Do this: Work out how many lines in the listing below include the word "inline". Give nothing but the number.

***

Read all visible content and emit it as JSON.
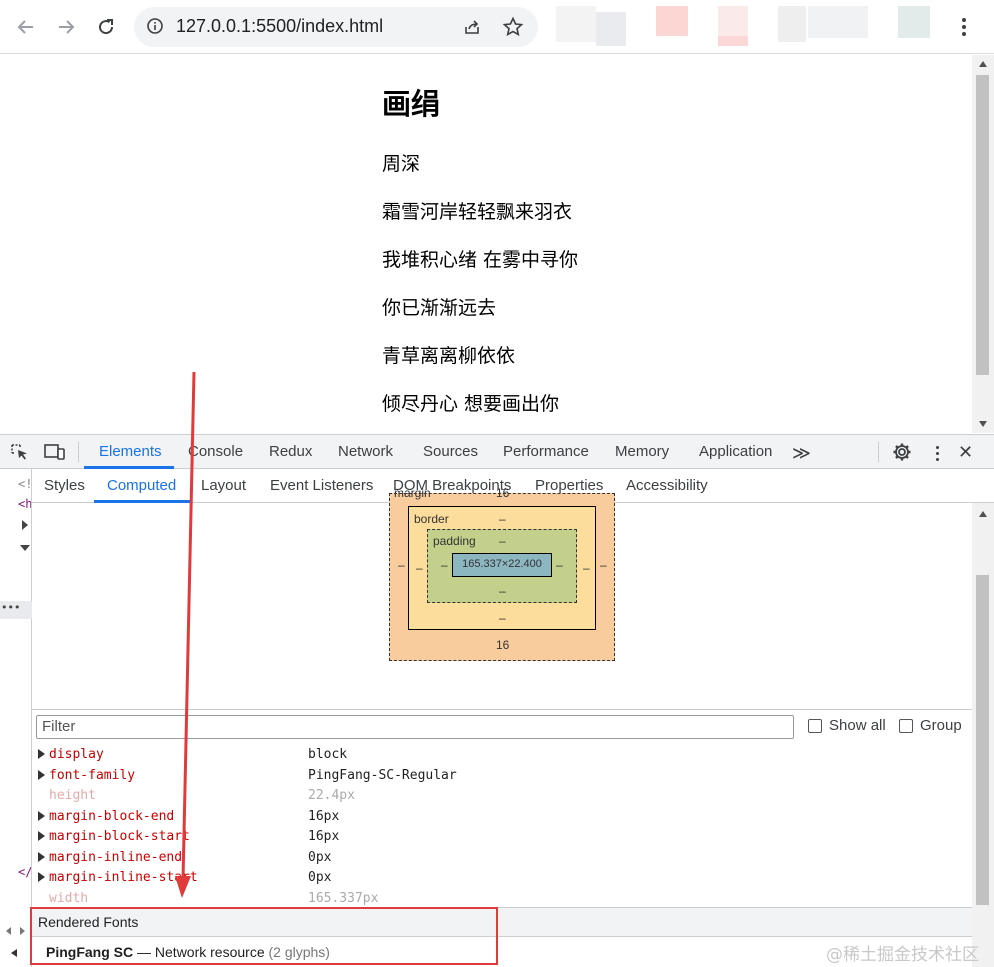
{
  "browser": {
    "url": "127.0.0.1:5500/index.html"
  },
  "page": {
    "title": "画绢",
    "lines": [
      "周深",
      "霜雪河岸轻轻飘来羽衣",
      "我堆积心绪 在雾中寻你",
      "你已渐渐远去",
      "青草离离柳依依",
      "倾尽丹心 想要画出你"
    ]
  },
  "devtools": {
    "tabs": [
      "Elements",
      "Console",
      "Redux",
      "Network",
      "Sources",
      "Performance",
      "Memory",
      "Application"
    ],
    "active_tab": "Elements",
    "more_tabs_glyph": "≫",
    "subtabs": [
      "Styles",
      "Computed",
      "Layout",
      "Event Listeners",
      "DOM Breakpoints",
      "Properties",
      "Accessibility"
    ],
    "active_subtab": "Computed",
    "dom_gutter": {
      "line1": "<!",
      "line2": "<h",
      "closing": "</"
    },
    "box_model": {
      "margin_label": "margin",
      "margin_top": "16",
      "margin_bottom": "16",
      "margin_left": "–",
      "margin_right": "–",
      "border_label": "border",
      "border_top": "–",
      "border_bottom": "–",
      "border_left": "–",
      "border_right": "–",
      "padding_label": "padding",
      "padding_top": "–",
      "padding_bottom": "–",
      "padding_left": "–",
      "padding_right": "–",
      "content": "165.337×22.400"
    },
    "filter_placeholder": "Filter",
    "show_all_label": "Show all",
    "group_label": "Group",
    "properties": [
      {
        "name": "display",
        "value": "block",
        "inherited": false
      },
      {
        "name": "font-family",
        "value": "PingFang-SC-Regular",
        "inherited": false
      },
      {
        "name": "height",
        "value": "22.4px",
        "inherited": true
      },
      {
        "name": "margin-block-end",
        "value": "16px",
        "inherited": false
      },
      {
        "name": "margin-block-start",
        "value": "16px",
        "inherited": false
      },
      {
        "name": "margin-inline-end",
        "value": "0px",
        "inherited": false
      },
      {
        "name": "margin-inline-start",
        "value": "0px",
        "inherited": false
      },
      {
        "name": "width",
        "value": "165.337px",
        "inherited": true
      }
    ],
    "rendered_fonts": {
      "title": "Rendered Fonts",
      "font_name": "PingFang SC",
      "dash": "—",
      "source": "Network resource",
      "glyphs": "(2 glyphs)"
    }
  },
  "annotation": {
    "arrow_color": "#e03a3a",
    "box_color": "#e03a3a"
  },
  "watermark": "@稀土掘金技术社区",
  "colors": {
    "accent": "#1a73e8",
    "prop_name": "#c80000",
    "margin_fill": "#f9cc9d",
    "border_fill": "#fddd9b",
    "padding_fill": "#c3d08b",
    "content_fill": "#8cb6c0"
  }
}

***

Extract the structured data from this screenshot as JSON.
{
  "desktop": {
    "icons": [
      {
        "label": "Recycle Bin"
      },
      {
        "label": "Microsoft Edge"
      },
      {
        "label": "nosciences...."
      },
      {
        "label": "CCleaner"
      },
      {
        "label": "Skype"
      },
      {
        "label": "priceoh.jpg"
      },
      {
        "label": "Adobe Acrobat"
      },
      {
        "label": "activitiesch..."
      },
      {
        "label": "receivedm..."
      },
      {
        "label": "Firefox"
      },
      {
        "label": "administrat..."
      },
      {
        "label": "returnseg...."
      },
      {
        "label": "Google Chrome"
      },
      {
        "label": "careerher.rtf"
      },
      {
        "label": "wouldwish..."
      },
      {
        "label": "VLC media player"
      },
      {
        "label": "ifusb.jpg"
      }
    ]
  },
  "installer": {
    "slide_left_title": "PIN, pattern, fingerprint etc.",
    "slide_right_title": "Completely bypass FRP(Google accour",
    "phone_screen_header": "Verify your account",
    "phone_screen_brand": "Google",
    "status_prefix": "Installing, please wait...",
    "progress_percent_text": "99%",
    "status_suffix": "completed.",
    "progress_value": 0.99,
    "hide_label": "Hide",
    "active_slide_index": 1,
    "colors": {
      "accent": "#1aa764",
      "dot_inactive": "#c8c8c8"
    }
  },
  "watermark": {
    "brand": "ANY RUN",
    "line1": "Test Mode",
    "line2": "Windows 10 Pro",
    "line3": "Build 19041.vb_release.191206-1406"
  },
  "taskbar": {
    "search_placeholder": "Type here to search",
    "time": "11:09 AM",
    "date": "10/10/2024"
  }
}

***

Result of the task: 2